_DIRECTION_
Copy out the listing that follows exactly, dropping every picture.

_GIVEN ENTRIES_
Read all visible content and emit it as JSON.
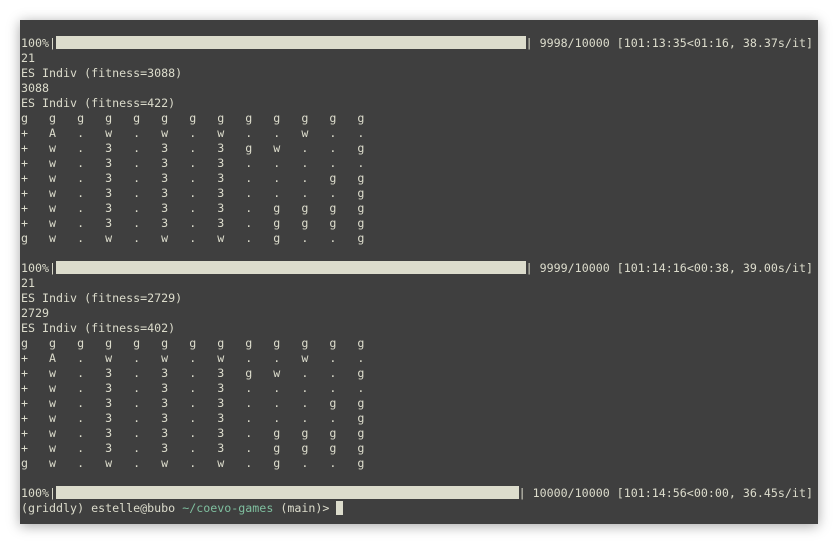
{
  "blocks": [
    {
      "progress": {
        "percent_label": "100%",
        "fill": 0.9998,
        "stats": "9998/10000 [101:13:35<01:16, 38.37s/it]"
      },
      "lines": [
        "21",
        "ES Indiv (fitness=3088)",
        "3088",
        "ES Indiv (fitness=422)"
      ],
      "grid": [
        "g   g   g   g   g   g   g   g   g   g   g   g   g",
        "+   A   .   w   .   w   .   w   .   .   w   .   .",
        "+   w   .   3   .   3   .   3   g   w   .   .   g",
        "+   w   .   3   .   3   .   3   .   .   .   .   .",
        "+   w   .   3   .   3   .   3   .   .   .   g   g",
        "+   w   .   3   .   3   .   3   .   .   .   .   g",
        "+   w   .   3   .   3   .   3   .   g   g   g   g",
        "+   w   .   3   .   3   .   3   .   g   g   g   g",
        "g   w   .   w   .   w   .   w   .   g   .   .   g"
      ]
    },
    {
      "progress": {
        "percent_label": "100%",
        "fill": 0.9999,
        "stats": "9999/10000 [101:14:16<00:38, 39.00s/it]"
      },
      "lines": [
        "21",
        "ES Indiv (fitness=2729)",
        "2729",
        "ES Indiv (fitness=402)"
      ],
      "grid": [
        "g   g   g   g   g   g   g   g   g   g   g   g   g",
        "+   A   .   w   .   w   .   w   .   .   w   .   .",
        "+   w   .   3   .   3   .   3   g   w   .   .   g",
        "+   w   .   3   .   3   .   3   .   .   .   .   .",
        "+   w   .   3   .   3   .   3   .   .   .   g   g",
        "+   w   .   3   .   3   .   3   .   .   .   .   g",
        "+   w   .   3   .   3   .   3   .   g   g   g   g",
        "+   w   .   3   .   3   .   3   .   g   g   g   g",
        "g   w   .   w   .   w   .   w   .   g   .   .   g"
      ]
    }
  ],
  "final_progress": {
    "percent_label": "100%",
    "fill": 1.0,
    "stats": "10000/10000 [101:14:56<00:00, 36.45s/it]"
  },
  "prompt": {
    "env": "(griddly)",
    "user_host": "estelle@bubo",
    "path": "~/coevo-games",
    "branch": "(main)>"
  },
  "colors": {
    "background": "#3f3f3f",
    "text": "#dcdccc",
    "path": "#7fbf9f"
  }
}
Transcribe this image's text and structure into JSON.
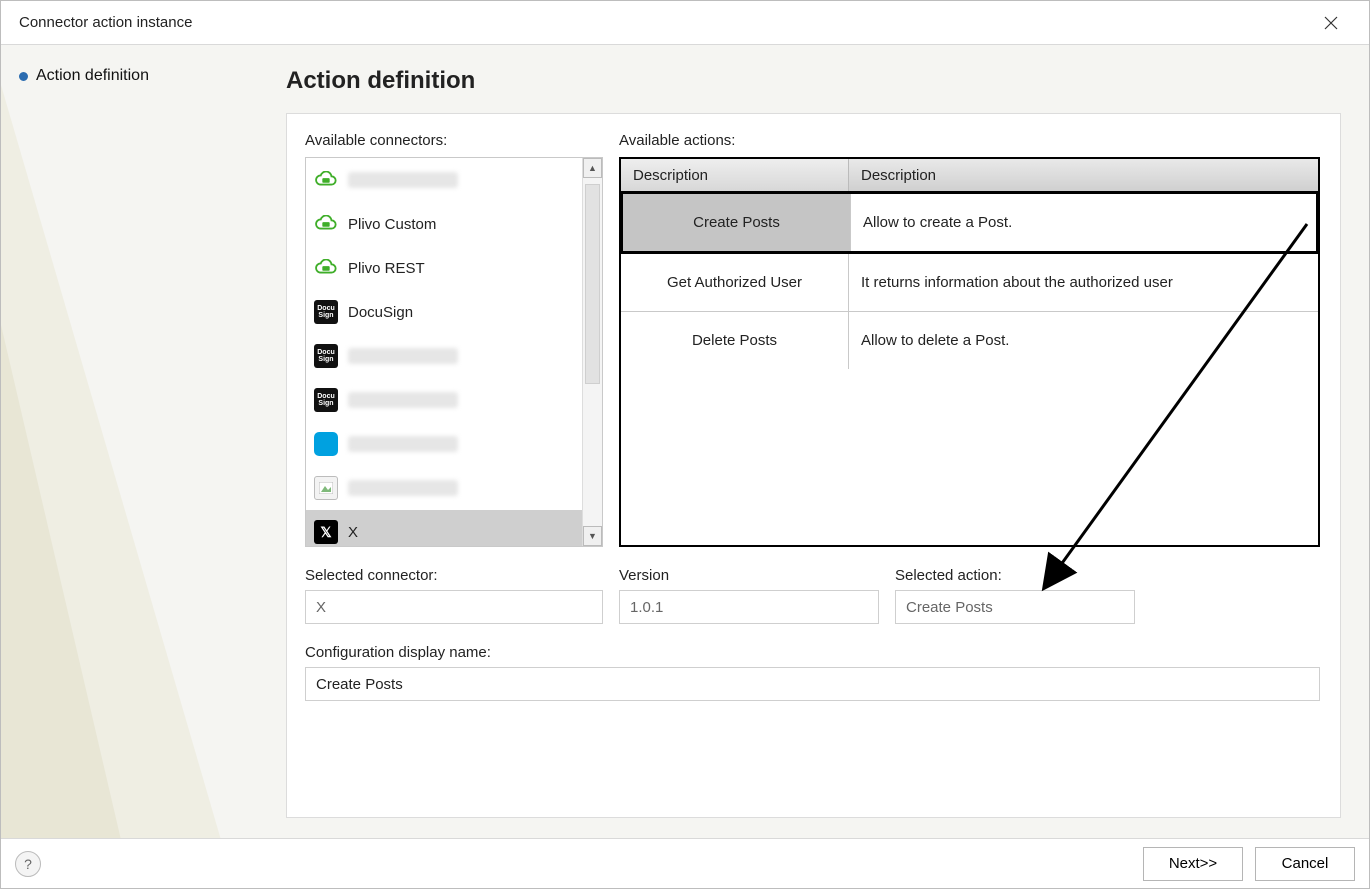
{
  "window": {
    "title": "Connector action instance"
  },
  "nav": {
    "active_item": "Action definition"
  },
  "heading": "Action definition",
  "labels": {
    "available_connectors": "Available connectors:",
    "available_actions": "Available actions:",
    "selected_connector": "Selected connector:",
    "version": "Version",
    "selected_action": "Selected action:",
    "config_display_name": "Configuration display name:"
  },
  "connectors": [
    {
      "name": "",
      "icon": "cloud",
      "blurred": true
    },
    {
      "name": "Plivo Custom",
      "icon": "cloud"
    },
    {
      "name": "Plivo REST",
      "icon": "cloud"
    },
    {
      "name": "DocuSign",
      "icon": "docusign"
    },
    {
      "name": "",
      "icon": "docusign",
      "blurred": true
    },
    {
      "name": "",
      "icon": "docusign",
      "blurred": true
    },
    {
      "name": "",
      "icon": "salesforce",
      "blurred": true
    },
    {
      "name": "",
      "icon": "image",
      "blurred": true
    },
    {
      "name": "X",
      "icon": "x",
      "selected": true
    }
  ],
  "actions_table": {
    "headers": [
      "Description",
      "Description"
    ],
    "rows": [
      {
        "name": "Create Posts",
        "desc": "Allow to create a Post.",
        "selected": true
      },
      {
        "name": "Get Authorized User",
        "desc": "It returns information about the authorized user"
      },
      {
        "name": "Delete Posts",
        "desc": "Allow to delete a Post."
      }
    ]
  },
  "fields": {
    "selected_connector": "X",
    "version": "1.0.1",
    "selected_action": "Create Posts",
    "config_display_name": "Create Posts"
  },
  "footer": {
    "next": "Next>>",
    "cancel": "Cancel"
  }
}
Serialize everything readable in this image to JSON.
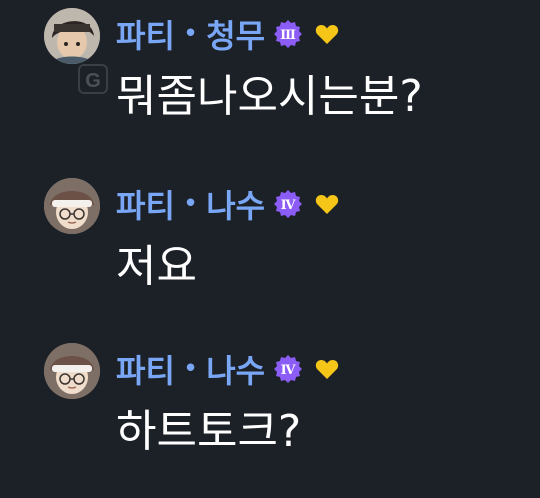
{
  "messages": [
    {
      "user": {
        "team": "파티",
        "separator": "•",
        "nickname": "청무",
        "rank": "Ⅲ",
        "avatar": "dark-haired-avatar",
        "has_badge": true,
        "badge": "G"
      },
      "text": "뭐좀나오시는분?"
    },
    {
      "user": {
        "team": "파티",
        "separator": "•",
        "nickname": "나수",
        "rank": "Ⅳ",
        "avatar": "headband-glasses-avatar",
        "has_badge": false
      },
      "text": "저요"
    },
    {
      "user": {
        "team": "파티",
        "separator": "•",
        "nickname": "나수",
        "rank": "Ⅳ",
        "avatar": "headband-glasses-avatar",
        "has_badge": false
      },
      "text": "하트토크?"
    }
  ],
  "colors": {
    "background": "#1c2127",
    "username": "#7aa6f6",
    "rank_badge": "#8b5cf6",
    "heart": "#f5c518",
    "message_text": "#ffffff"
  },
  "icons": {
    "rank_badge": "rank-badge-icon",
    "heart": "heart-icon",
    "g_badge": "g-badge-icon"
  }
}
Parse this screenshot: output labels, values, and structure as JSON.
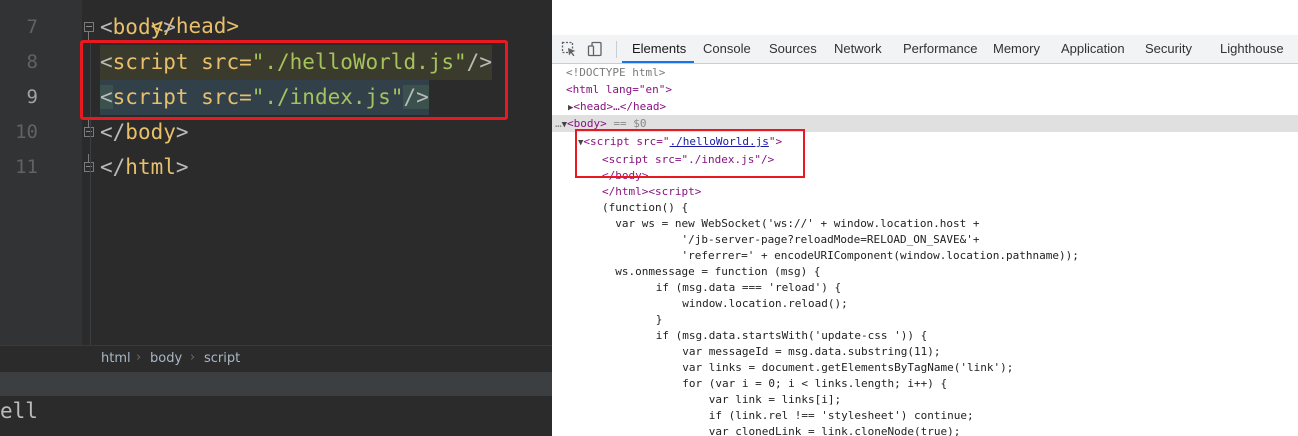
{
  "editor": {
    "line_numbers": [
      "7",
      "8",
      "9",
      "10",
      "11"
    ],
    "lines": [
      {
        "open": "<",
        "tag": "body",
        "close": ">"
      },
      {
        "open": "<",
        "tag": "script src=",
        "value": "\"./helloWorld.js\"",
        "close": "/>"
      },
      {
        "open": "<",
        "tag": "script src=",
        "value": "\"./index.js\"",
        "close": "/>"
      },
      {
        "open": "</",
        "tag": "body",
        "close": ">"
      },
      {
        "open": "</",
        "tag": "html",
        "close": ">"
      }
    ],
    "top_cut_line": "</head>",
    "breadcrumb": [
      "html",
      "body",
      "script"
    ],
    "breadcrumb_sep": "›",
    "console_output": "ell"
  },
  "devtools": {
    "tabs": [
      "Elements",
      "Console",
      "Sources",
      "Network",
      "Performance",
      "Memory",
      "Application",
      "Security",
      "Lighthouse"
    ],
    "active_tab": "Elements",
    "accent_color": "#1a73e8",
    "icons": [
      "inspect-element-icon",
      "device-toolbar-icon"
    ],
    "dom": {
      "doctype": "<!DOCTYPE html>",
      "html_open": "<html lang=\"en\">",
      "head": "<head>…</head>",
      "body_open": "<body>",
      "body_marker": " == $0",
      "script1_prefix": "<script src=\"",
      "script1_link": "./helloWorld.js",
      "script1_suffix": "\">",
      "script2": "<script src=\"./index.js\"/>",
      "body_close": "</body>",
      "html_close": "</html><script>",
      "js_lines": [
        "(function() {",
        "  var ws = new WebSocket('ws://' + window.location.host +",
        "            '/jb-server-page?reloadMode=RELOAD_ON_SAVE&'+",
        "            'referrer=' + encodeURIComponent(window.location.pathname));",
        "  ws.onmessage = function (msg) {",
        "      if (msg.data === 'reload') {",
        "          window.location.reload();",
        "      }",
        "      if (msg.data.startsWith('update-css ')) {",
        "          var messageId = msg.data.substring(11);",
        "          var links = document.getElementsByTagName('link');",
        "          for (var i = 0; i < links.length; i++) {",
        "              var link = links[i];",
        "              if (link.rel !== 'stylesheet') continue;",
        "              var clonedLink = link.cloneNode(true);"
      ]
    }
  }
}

_EXERCISE ANSWER_
Read all visible content and emit it as JSON.
{
  "blocks": [
    {
      "progress": {
        "percent_label": "100%",
        "fill": 0.9998,
        "stats": "9998/10000 [101:13:35<01:16, 38.37s/it]"
      },
      "lines": [
        "21",
        "ES Indiv (fitness=3088)",
        "3088",
        "ES Indiv (fitness=422)"
      ],
      "grid": [
        "g   g   g   g   g   g   g   g   g   g   g   g   g",
        "+   A   .   w   .   w   .   w   .   .   w   .   .",
        "+   w   .   3   .   3   .   3   g   w   .   .   g",
        "+   w   .   3   .   3   .   3   .   .   .   .   .",
        "+   w   .   3   .   3   .   3   .   .   .   g   g",
        "+   w   .   3   .   3   .   3   .   .   .   .   g",
        "+   w   .   3   .   3   .   3   .   g   g   g   g",
        "+   w   .   3   .   3   .   3   .   g   g   g   g",
        "g   w   .   w   .   w   .   w   .   g   .   .   g"
      ]
    },
    {
      "progress": {
        "percent_label": "100%",
        "fill": 0.9999,
        "stats": "9999/10000 [101:14:16<00:38, 39.00s/it]"
      },
      "lines": [
        "21",
        "ES Indiv (fitness=2729)",
        "2729",
        "ES Indiv (fitness=402)"
      ],
      "grid": [
        "g   g   g   g   g   g   g   g   g   g   g   g   g",
        "+   A   .   w   .   w   .   w   .   .   w   .   .",
        "+   w   .   3   .   3   .   3   g   w   .   .   g",
        "+   w   .   3   .   3   .   3   .   .   .   .   .",
        "+   w   .   3   .   3   .   3   .   .   .   g   g",
        "+   w   .   3   .   3   .   3   .   .   .   .   g",
        "+   w   .   3   .   3   .   3   .   g   g   g   g",
        "+   w   .   3   .   3   .   3   .   g   g   g   g",
        "g   w   .   w   .   w   .   w   .   g   .   .   g"
      ]
    }
  ],
  "final_progress": {
    "percent_label": "100%",
    "fill": 1.0,
    "stats": "10000/10000 [101:14:56<00:00, 36.45s/it]"
  },
  "prompt": {
    "env": "(griddly)",
    "user_host": "estelle@bubo",
    "path": "~/coevo-games",
    "branch": "(main)>"
  },
  "colors": {
    "background": "#3f3f3f",
    "text": "#dcdccc",
    "path": "#7fbf9f"
  }
}
Transcribe this image's text and structure into JSON.
{
  "window": {
    "title": "Connector action instance"
  },
  "nav": {
    "active_item": "Action definition"
  },
  "heading": "Action definition",
  "labels": {
    "available_connectors": "Available connectors:",
    "available_actions": "Available actions:",
    "selected_connector": "Selected connector:",
    "version": "Version",
    "selected_action": "Selected action:",
    "config_display_name": "Configuration display name:"
  },
  "connectors": [
    {
      "name": "",
      "icon": "cloud",
      "blurred": true
    },
    {
      "name": "Plivo Custom",
      "icon": "cloud"
    },
    {
      "name": "Plivo REST",
      "icon": "cloud"
    },
    {
      "name": "DocuSign",
      "icon": "docusign"
    },
    {
      "name": "",
      "icon": "docusign",
      "blurred": true
    },
    {
      "name": "",
      "icon": "docusign",
      "blurred": true
    },
    {
      "name": "",
      "icon": "salesforce",
      "blurred": true
    },
    {
      "name": "",
      "icon": "image",
      "blurred": true
    },
    {
      "name": "X",
      "icon": "x",
      "selected": true
    }
  ],
  "actions_table": {
    "headers": [
      "Description",
      "Description"
    ],
    "rows": [
      {
        "name": "Create Posts",
        "desc": "Allow to create a Post.",
        "selected": true
      },
      {
        "name": "Get Authorized User",
        "desc": "It returns information about the authorized user"
      },
      {
        "name": "Delete Posts",
        "desc": "Allow to delete a Post."
      }
    ]
  },
  "fields": {
    "selected_connector": "X",
    "version": "1.0.1",
    "selected_action": "Create Posts",
    "config_display_name": "Create Posts"
  },
  "footer": {
    "next": "Next>>",
    "cancel": "Cancel"
  }
}
Serialize everything readable in this image to JSON.
{
  "messages": [
    {
      "user": {
        "team": "파티",
        "separator": "•",
        "nickname": "청무",
        "rank": "Ⅲ",
        "avatar": "dark-haired-avatar",
        "has_badge": true,
        "badge": "G"
      },
      "text": "뭐좀나오시는분?"
    },
    {
      "user": {
        "team": "파티",
        "separator": "•",
        "nickname": "나수",
        "rank": "Ⅳ",
        "avatar": "headband-glasses-avatar",
        "has_badge": false
      },
      "text": "저요"
    },
    {
      "user": {
        "team": "파티",
        "separator": "•",
        "nickname": "나수",
        "rank": "Ⅳ",
        "avatar": "headband-glasses-avatar",
        "has_badge": false
      },
      "text": "하트토크?"
    }
  ],
  "colors": {
    "background": "#1c2127",
    "username": "#7aa6f6",
    "rank_badge": "#8b5cf6",
    "heart": "#f5c518",
    "message_text": "#ffffff"
  },
  "icons": {
    "rank_badge": "rank-badge-icon",
    "heart": "heart-icon",
    "g_badge": "g-badge-icon"
  }
}
Parse this screenshot: output labels, values, and structure as JSON.
{
  "editor": {
    "line_numbers": [
      "7",
      "8",
      "9",
      "10",
      "11"
    ],
    "lines": [
      {
        "open": "<",
        "tag": "body",
        "close": ">"
      },
      {
        "open": "<",
        "tag": "script src=",
        "value": "\"./helloWorld.js\"",
        "close": "/>"
      },
      {
        "open": "<",
        "tag": "script src=",
        "value": "\"./index.js\"",
        "close": "/>"
      },
      {
        "open": "</",
        "tag": "body",
        "close": ">"
      },
      {
        "open": "</",
        "tag": "html",
        "close": ">"
      }
    ],
    "top_cut_line": "</head>",
    "breadcrumb": [
      "html",
      "body",
      "script"
    ],
    "breadcrumb_sep": "›",
    "console_output": "ell"
  },
  "devtools": {
    "tabs": [
      "Elements",
      "Console",
      "Sources",
      "Network",
      "Performance",
      "Memory",
      "Application",
      "Security",
      "Lighthouse"
    ],
    "active_tab": "Elements",
    "accent_color": "#1a73e8",
    "icons": [
      "inspect-element-icon",
      "device-toolbar-icon"
    ],
    "dom": {
      "doctype": "<!DOCTYPE html>",
      "html_open": "<html lang=\"en\">",
      "head": "<head>…</head>",
      "body_open": "<body>",
      "body_marker": " == $0",
      "script1_prefix": "<script src=\"",
      "script1_link": "./helloWorld.js",
      "script1_suffix": "\">",
      "script2": "<script src=\"./index.js\"/>",
      "body_close": "</body>",
      "html_close": "</html><script>",
      "js_lines": [
        "(function() {",
        "  var ws = new WebSocket('ws://' + window.location.host +",
        "            '/jb-server-page?reloadMode=RELOAD_ON_SAVE&'+",
        "            'referrer=' + encodeURIComponent(window.location.pathname));",
        "  ws.onmessage = function (msg) {",
        "      if (msg.data === 'reload') {",
        "          window.location.reload();",
        "      }",
        "      if (msg.data.startsWith('update-css ')) {",
        "          var messageId = msg.data.substring(11);",
        "          var links = document.getElementsByTagName('link');",
        "          for (var i = 0; i < links.length; i++) {",
        "              var link = links[i];",
        "              if (link.rel !== 'stylesheet') continue;",
        "              var clonedLink = link.cloneNode(true);"
      ]
    }
  }
}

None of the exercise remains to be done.